STATED TASK:
Please print all of the material below, word for word.

DATA SHOWN:
■ ■ ■ ■ ■

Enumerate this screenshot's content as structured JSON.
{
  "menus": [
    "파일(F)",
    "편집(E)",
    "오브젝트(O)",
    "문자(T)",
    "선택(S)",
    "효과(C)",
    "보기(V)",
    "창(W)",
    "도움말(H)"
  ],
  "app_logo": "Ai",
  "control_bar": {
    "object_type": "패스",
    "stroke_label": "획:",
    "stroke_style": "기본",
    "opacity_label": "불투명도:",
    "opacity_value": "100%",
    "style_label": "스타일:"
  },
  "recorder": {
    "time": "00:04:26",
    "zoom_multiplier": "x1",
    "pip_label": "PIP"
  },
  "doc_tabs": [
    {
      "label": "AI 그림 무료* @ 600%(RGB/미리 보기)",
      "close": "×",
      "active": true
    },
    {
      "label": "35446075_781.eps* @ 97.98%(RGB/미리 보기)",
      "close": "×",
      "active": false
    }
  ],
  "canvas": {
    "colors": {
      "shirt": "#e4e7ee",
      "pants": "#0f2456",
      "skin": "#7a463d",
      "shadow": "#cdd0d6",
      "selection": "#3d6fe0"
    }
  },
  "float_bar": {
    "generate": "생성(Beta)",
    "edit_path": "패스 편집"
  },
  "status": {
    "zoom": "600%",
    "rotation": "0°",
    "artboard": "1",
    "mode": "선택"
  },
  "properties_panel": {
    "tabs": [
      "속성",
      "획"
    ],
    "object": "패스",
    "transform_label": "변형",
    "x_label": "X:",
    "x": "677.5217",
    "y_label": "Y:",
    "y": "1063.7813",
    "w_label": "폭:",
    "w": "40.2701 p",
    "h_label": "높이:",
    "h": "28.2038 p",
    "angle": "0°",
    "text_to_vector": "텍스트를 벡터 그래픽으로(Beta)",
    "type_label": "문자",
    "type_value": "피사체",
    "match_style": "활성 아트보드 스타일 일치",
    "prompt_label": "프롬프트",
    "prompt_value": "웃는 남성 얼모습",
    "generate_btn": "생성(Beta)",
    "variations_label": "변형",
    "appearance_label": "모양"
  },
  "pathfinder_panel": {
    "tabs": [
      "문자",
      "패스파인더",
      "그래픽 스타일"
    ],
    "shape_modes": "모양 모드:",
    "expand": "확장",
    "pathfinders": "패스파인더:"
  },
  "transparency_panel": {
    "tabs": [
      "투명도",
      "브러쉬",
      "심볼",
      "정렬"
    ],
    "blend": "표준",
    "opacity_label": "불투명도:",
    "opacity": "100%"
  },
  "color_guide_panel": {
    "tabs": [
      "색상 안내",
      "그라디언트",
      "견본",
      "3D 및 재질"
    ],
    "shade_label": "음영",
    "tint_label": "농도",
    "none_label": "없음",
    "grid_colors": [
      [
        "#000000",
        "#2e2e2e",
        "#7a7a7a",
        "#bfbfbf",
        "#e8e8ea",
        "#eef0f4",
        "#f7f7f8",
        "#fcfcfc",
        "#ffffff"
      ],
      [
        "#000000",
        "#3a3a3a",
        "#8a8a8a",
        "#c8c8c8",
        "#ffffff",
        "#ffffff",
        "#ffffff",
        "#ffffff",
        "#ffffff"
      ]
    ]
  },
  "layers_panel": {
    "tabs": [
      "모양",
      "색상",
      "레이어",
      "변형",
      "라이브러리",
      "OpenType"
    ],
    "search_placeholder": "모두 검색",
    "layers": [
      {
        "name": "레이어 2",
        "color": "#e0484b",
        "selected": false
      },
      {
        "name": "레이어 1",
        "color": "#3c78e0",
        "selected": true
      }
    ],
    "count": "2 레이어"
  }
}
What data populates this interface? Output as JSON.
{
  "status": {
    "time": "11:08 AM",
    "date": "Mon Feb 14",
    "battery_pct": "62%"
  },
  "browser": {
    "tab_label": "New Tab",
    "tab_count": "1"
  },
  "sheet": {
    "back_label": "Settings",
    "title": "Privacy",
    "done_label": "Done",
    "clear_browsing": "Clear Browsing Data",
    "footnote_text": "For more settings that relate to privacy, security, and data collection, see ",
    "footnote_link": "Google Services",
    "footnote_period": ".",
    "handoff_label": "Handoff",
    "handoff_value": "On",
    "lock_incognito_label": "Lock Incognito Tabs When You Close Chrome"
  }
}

■ ■ ■ ■ ■

THE OUTPUT:
Enumerate this screenshot's content as structured JSON.
{
  "menus": [
    "파일(F)",
    "편집(E)",
    "오브젝트(O)",
    "문자(T)",
    "선택(S)",
    "효과(C)",
    "보기(V)",
    "창(W)",
    "도움말(H)"
  ],
  "app_logo": "Ai",
  "control_bar": {
    "object_type": "패스",
    "stroke_label": "획:",
    "stroke_style": "기본",
    "opacity_label": "불투명도:",
    "opacity_value": "100%",
    "style_label": "스타일:"
  },
  "recorder": {
    "time": "00:04:26",
    "zoom_multiplier": "x1",
    "pip_label": "PIP"
  },
  "doc_tabs": [
    {
      "label": "AI 그림 무료* @ 600%(RGB/미리 보기)",
      "close": "×",
      "active": true
    },
    {
      "label": "35446075_781.eps* @ 97.98%(RGB/미리 보기)",
      "close": "×",
      "active": false
    }
  ],
  "canvas": {
    "colors": {
      "shirt": "#e4e7ee",
      "pants": "#0f2456",
      "skin": "#7a463d",
      "shadow": "#cdd0d6",
      "selection": "#3d6fe0"
    }
  },
  "float_bar": {
    "generate": "생성(Beta)",
    "edit_path": "패스 편집"
  },
  "status": {
    "zoom": "600%",
    "rotation": "0°",
    "artboard": "1",
    "mode": "선택"
  },
  "properties_panel": {
    "tabs": [
      "속성",
      "획"
    ],
    "object": "패스",
    "transform_label": "변형",
    "x_label": "X:",
    "x": "677.5217",
    "y_label": "Y:",
    "y": "1063.7813",
    "w_label": "폭:",
    "w": "40.2701 p",
    "h_label": "높이:",
    "h": "28.2038 p",
    "angle": "0°",
    "text_to_vector": "텍스트를 벡터 그래픽으로(Beta)",
    "type_label": "문자",
    "type_value": "피사체",
    "match_style": "활성 아트보드 스타일 일치",
    "prompt_label": "프롬프트",
    "prompt_value": "웃는 남성 얼모습",
    "generate_btn": "생성(Beta)",
    "variations_label": "변형",
    "appearance_label": "모양"
  },
  "pathfinder_panel": {
    "tabs": [
      "문자",
      "패스파인더",
      "그래픽 스타일"
    ],
    "shape_modes": "모양 모드:",
    "expand": "확장",
    "pathfinders": "패스파인더:"
  },
  "transparency_panel": {
    "tabs": [
      "투명도",
      "브러쉬",
      "심볼",
      "정렬"
    ],
    "blend": "표준",
    "opacity_label": "불투명도:",
    "opacity": "100%"
  },
  "color_guide_panel": {
    "tabs": [
      "색상 안내",
      "그라디언트",
      "견본",
      "3D 및 재질"
    ],
    "shade_label": "음영",
    "tint_label": "농도",
    "none_label": "없음",
    "grid_colors": [
      [
        "#000000",
        "#2e2e2e",
        "#7a7a7a",
        "#bfbfbf",
        "#e8e8ea",
        "#eef0f4",
        "#f7f7f8",
        "#fcfcfc",
        "#ffffff"
      ],
      [
        "#000000",
        "#3a3a3a",
        "#8a8a8a",
        "#c8c8c8",
        "#ffffff",
        "#ffffff",
        "#ffffff",
        "#ffffff",
        "#ffffff"
      ]
    ]
  },
  "layers_panel": {
    "tabs": [
      "모양",
      "색상",
      "레이어",
      "변형",
      "라이브러리",
      "OpenType"
    ],
    "search_placeholder": "모두 검색",
    "layers": [
      {
        "name": "레이어 2",
        "color": "#e0484b",
        "selected": false
      },
      {
        "name": "레이어 1",
        "color": "#3c78e0",
        "selected": true
      }
    ],
    "count": "2 레이어"
  }
}
What data populates this interface? Output as JSON.
{
  "status": {
    "time": "11:08 AM",
    "date": "Mon Feb 14",
    "battery_pct": "62%"
  },
  "browser": {
    "tab_label": "New Tab",
    "tab_count": "1"
  },
  "sheet": {
    "back_label": "Settings",
    "title": "Privacy",
    "done_label": "Done",
    "clear_browsing": "Clear Browsing Data",
    "footnote_text": "For more settings that relate to privacy, security, and data collection, see ",
    "footnote_link": "Google Services",
    "footnote_period": ".",
    "handoff_label": "Handoff",
    "handoff_value": "On",
    "lock_incognito_label": "Lock Incognito Tabs When You Close Chrome"
  }
}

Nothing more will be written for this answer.